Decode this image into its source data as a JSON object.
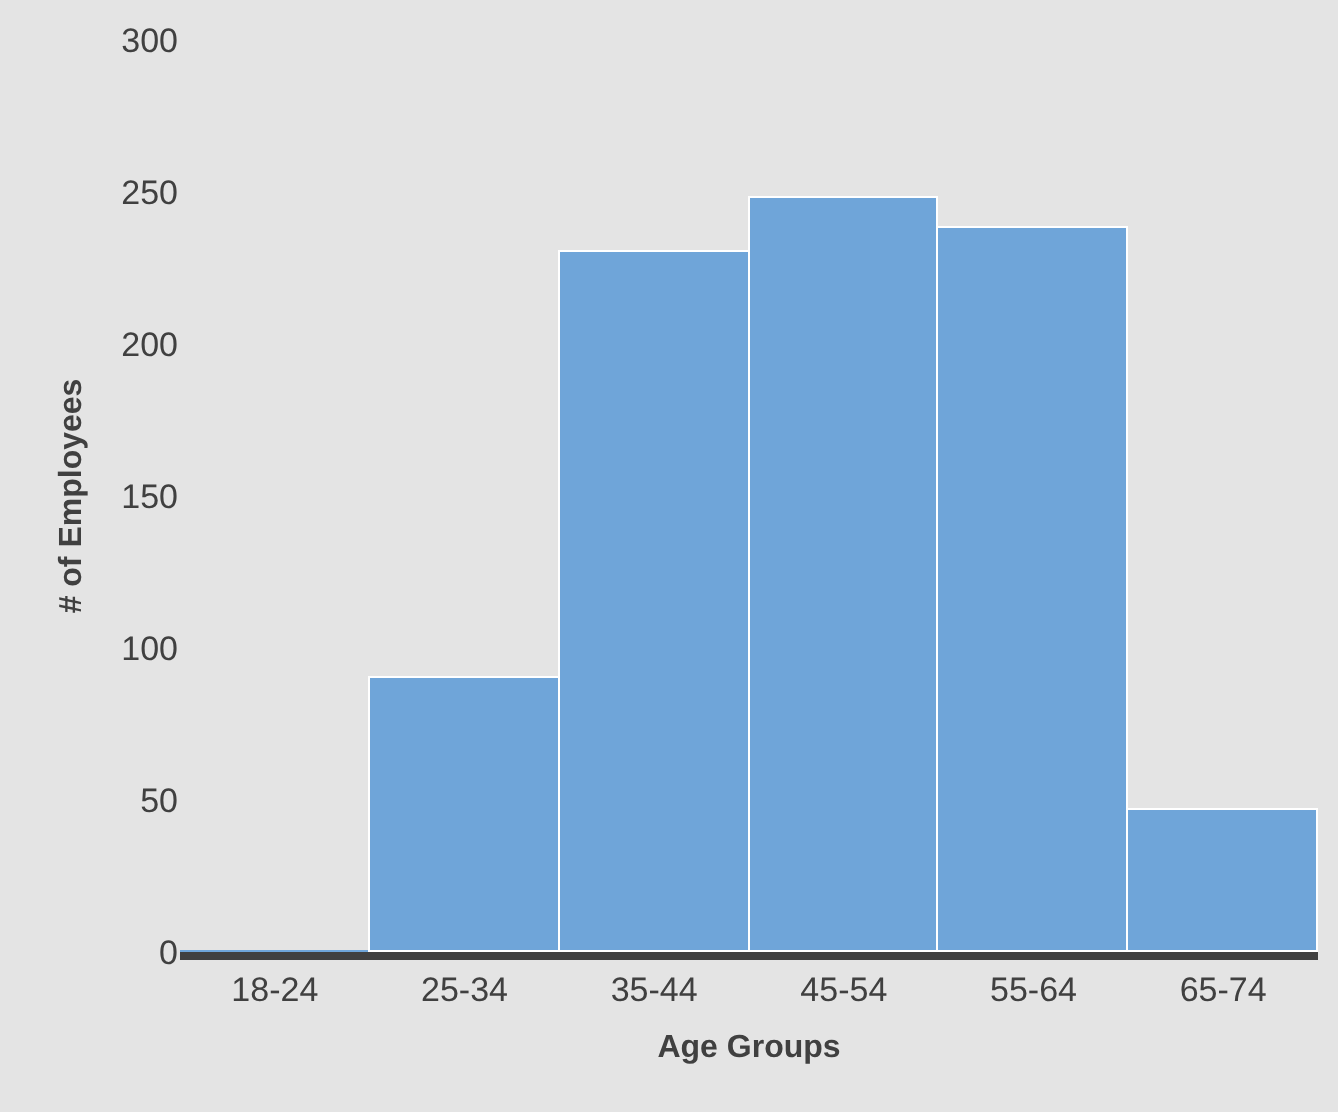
{
  "chart_data": {
    "type": "bar",
    "xlabel": "Age Groups",
    "ylabel": "# of Employees",
    "categories": [
      "18-24",
      "25-34",
      "35-44",
      "45-54",
      "55-64",
      "65-74"
    ],
    "values": [
      0,
      90,
      230,
      248,
      238,
      47
    ],
    "color": "#6fa5d9",
    "ylim": [
      0,
      300
    ],
    "yticks": [
      0,
      50,
      100,
      150,
      200,
      250,
      300
    ],
    "grid": false
  }
}
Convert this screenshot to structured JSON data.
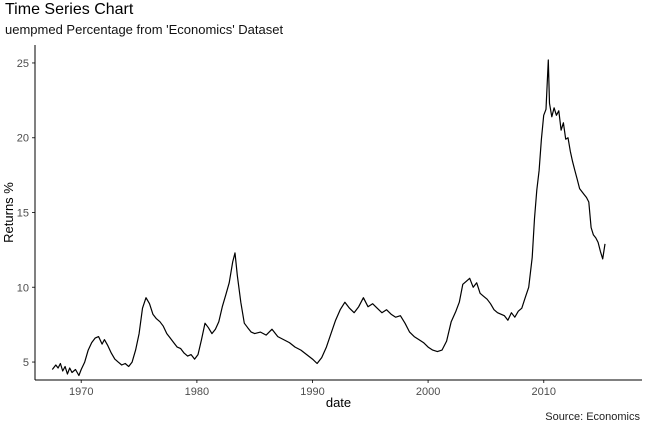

——

What the exercise asks: Write out the entries again, exactly as given, skipping any images.

The solution:
Decode this image into its source data as a JSON object.
{
  "chart_data": {
    "type": "bar",
    "xlabel": "Age Groups",
    "ylabel": "# of Employees",
    "categories": [
      "18-24",
      "25-34",
      "35-44",
      "45-54",
      "55-64",
      "65-74"
    ],
    "values": [
      0,
      90,
      230,
      248,
      238,
      47
    ],
    "color": "#6fa5d9",
    "ylim": [
      0,
      300
    ],
    "yticks": [
      0,
      50,
      100,
      150,
      200,
      250,
      300
    ],
    "grid": false
  }
}
Convert this screenshot to structured JSON data.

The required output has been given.